セキュリティ企業のマカフィーは11月12日、国内のビジネスパーソン1036人に聞いた2014年の国内セキュリティ事件トップ10を発表した。回答者が最も注目した事件は、7月に発覚したベネッセグループでの顧客情報流出事件だった。
調査は10月にマクロミルの協力で実施。国内に住む22歳以上の企業経営者や情報システム担当者、従業員などに、同社が約30の事件を挙げてその認知度を調べた。トップ10は以下の通りだ。
________
▶ _情報の活用_:
1: セキュリティ事件の調査に関する記事で、回答者の例として挙げられている立場をすべて書き出してください。
2: セキュリティ事件の調査に関する記事をもとに、次の問いに答えてください。
(a) 調査の回答者は何人ですか。
(b) 調査はいつ、どの企業の協力で実施されましたか。
(c) 回答者が最も注目した事件は何月に発覚しましたか。
3: セキュリティ事件の調査に関する記事を、最後の文に続けて書き進めてください。

データセットの項目
________
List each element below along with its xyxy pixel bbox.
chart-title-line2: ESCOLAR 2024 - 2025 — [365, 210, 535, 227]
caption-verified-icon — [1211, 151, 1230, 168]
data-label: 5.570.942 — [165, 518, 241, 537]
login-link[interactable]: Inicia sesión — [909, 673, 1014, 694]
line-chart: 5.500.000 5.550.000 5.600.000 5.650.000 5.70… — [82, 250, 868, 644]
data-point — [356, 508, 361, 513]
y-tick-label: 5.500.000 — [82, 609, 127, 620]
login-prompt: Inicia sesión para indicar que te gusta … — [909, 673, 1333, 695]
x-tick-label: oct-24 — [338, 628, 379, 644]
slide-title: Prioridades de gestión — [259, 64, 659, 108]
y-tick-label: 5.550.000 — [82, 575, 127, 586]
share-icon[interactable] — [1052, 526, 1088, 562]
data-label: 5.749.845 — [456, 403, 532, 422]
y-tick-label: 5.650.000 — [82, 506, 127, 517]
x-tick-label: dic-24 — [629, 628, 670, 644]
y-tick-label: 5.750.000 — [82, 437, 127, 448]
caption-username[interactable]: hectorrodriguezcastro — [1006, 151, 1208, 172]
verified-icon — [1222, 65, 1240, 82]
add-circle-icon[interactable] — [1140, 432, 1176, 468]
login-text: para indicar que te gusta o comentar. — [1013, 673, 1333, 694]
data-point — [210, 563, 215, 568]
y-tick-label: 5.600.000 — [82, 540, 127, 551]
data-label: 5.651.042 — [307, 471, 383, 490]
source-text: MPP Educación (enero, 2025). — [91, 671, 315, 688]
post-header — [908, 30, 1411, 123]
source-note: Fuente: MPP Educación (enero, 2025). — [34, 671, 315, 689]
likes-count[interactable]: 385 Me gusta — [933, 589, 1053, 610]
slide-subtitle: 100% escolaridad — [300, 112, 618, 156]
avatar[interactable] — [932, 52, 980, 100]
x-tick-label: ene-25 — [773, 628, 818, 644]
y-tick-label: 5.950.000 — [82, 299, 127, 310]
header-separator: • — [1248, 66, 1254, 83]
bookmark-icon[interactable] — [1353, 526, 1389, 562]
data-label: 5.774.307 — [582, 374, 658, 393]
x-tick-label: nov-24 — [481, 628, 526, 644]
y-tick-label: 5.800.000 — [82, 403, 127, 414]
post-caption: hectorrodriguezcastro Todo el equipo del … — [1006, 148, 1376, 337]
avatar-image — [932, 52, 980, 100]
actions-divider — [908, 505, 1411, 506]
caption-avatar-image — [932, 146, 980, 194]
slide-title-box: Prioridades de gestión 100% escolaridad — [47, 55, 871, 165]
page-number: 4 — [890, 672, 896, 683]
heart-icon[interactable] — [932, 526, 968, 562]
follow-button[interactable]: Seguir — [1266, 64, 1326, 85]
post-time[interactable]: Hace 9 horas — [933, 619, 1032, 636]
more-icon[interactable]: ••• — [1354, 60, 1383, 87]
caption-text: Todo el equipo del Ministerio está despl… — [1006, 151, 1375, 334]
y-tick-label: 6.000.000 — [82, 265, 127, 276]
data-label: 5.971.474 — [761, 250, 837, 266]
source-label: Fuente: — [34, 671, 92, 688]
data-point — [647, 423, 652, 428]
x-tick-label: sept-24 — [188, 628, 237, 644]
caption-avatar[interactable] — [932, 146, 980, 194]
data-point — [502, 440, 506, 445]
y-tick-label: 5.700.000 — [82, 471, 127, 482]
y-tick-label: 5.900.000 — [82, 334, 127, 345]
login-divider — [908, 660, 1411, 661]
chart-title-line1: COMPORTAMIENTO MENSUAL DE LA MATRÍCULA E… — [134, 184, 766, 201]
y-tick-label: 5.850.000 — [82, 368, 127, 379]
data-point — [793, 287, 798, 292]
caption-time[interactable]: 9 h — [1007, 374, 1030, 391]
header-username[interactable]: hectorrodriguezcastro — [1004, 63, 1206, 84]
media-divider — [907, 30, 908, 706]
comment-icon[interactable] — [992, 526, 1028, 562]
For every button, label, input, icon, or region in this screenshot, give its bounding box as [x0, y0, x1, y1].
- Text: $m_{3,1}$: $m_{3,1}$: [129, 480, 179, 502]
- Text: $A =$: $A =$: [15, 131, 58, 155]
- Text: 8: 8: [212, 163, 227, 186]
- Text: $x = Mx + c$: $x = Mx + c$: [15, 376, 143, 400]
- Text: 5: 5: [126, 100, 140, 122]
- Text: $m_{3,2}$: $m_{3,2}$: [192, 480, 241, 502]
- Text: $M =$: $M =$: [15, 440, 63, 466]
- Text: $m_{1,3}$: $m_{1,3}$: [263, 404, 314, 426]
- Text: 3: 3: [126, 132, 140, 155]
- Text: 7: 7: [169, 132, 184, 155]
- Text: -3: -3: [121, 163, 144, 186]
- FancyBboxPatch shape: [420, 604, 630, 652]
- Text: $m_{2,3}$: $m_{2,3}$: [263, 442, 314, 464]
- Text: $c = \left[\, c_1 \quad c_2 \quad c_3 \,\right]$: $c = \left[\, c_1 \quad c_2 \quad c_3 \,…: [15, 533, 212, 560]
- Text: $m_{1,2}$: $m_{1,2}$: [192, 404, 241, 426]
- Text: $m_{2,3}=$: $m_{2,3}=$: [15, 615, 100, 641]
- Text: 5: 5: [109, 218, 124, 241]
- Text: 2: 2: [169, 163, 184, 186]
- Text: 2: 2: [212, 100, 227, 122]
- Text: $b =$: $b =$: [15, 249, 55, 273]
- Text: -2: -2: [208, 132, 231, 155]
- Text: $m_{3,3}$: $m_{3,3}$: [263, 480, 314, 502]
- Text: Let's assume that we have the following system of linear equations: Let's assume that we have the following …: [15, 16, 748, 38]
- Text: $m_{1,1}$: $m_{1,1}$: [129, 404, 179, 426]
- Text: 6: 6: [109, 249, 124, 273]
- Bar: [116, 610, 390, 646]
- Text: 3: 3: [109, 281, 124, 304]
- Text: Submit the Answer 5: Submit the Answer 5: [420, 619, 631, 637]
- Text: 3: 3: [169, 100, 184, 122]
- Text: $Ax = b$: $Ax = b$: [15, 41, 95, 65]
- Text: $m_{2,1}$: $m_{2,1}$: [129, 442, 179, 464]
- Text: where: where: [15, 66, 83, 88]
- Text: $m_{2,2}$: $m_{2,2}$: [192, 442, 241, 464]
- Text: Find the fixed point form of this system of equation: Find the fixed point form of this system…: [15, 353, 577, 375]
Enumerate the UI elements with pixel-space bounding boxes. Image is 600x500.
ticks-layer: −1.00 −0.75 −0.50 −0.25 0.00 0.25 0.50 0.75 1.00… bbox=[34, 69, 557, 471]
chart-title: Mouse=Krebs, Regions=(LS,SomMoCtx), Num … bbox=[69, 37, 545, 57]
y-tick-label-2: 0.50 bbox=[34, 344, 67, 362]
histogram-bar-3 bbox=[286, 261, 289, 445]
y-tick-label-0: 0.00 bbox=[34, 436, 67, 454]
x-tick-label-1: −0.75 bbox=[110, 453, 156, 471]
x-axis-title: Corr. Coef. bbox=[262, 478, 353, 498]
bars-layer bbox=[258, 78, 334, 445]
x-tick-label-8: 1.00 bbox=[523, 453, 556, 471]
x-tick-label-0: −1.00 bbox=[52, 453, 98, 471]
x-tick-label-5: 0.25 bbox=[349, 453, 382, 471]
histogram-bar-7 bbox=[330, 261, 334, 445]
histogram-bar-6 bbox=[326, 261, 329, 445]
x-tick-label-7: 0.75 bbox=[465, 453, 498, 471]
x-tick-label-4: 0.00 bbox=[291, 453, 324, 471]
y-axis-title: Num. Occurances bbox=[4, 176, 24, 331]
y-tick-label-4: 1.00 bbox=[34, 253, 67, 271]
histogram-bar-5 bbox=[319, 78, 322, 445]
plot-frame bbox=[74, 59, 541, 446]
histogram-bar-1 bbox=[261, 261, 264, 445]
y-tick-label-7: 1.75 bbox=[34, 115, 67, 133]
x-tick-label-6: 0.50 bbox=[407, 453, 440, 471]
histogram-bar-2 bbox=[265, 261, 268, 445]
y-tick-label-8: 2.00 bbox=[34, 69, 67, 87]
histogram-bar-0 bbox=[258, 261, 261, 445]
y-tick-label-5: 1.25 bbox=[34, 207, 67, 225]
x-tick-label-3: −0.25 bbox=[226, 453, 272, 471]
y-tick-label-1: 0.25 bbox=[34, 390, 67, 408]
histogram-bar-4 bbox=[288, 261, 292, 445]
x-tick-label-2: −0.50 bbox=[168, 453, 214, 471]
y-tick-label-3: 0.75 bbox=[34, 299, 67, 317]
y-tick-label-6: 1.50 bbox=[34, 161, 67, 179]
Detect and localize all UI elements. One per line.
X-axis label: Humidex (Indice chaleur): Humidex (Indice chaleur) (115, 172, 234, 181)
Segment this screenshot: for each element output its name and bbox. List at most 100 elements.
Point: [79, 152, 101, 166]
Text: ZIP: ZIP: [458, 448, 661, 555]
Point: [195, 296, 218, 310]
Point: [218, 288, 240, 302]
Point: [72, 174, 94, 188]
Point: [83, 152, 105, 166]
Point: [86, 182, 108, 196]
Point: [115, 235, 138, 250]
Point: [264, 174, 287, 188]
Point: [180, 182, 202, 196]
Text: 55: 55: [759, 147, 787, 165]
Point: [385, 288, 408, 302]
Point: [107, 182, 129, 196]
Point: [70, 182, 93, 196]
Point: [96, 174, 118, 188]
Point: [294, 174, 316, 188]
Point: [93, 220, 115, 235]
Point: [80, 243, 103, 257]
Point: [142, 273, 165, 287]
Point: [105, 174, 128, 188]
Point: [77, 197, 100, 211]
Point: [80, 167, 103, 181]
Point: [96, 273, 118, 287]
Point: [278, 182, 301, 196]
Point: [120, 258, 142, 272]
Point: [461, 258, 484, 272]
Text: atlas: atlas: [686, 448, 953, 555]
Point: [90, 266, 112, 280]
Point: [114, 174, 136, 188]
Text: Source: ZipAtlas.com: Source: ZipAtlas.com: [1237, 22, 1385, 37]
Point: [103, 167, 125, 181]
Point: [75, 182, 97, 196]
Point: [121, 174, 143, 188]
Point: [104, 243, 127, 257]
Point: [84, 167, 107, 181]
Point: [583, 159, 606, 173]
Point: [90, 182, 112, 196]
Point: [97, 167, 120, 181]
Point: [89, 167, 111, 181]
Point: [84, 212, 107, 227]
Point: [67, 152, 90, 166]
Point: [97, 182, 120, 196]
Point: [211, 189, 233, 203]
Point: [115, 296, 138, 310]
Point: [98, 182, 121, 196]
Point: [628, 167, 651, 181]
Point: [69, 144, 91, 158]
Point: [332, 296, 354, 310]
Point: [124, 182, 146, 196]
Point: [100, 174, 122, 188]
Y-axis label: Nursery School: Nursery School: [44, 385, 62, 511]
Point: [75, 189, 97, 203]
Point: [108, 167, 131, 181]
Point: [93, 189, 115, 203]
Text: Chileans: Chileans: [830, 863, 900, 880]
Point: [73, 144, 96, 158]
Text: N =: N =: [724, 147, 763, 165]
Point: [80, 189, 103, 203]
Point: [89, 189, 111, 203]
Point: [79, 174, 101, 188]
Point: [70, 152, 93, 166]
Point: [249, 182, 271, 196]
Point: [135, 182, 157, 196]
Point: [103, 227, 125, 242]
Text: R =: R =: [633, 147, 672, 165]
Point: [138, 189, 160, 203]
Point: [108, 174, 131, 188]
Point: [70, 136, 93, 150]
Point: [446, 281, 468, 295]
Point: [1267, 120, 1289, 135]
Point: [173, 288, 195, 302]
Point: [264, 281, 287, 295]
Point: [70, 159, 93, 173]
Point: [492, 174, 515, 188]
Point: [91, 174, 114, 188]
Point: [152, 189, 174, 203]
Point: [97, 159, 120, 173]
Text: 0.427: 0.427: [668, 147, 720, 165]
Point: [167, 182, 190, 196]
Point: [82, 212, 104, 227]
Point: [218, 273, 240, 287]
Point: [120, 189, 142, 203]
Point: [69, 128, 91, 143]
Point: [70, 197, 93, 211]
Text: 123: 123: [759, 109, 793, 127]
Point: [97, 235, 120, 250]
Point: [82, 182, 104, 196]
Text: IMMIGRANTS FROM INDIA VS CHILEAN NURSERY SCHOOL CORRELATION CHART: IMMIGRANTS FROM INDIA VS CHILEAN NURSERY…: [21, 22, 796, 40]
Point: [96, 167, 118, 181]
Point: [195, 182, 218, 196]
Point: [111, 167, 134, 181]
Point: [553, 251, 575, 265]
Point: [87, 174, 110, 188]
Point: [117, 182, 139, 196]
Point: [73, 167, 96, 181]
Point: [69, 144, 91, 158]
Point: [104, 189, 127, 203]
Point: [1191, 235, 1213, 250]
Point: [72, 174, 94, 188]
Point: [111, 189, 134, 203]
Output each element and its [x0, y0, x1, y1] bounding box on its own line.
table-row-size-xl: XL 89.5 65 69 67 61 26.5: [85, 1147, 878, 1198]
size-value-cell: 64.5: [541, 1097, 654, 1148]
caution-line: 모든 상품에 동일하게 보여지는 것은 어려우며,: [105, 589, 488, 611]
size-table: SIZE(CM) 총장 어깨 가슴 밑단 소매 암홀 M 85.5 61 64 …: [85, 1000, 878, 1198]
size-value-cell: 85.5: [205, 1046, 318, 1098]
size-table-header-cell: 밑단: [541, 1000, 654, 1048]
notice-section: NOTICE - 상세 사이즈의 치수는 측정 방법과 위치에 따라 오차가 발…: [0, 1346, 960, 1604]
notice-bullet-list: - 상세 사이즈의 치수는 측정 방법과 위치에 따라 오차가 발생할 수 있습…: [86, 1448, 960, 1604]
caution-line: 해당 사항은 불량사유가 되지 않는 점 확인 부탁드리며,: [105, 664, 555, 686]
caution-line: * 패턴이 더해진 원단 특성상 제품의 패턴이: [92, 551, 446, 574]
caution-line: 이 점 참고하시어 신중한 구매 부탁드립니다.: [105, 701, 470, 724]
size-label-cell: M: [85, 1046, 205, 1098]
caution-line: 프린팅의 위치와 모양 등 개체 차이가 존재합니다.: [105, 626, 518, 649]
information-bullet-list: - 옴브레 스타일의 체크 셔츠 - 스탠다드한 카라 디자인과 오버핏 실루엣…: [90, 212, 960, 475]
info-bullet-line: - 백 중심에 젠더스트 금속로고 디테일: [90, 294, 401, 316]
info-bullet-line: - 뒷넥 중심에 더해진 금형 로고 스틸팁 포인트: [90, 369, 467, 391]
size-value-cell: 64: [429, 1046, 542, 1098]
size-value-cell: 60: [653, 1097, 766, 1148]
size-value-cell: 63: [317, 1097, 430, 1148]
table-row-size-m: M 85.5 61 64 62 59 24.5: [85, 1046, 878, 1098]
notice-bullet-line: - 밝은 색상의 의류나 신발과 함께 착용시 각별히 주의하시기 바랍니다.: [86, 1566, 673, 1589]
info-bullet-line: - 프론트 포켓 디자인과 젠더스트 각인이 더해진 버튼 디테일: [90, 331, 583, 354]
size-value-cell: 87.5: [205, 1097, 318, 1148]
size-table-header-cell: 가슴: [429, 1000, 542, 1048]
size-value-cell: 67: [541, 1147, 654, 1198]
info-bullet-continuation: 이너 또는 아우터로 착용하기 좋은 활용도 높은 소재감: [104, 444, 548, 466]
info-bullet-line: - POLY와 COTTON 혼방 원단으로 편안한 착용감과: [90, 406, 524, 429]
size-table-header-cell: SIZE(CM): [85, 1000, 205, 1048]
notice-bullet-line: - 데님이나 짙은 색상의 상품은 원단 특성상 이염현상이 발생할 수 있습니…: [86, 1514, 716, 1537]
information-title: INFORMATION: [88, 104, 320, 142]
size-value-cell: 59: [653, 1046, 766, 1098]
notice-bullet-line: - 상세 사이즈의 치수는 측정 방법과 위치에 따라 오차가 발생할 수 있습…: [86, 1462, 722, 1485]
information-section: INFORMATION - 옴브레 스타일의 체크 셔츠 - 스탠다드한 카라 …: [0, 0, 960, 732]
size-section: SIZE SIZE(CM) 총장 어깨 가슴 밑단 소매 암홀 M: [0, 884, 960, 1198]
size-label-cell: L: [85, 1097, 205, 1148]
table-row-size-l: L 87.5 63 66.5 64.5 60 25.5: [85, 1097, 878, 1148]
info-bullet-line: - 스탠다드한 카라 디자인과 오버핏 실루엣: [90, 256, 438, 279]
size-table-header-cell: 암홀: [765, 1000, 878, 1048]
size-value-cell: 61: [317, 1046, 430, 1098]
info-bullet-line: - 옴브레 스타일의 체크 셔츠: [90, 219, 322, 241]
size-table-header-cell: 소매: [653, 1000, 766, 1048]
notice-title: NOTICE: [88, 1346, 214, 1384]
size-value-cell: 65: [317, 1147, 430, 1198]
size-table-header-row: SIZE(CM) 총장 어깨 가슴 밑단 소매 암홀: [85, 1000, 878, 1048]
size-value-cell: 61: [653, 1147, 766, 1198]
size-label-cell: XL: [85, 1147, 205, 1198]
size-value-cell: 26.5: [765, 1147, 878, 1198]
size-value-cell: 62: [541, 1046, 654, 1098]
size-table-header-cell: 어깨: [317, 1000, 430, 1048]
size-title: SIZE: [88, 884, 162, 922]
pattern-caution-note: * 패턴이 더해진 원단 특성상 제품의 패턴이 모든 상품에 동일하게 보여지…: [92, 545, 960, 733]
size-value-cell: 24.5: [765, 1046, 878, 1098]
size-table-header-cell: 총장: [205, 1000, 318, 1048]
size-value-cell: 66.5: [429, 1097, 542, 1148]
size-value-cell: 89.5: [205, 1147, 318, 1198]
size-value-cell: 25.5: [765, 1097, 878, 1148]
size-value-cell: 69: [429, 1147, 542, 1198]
________
▶ _解答_:
1: 企業経営者、情報システム担当者、従業員

2:
(a) 1036人
(b) 10月に、マクロミルの協力で実施されました。
(c) 7月

3:
順位 | セキュリティ事件(時期) | 認知度 |
---|---|---|
1位 | ベネッセ、顧客情報が大量流出(7月) | 77.7% |
2位 | 振り込め詐欺/迷惑電話による被害(1年を通して) | 59.0% |
3位 | LINEの乗っ取り被害(1年を通して) | 56.2% |
4位 | 大手銀行のネットバンキングを狙う不正送金ウイルス(5月) | 39.2% |
5位 | 大手金融機関やクレジットカード会社をかたるフィッシング(1年を通して) | 37.5% |
6位 | iCloudで海外セレブの写真やセルフポートレートが流出(9月) | 34.4% |
7位 | JALマイレージwebサイトに不正アクセス(2月) | 33.4% |
8位 | JR東日本「Suicaポイントクラブ」に不正ログイン(3月) | 27.1% |
9位 | Flash Playerに脆弱性(9月) | 26.2% |
10位 | OpenSSLの脆弱性(Heartbleed)(4月) | 25.4% |
トップ3の事件について同社マーケティング本部 テクニカルソリューションズ ディレクターのブルース・スネル氏は、次のように解説している。
3位:LINEの乗っ取り被害
「犯罪者はユーザーが信頼している知人になりすまして攻撃する。ユーザーは信頼が逆手に取られていることをぜひ知っていただきたい」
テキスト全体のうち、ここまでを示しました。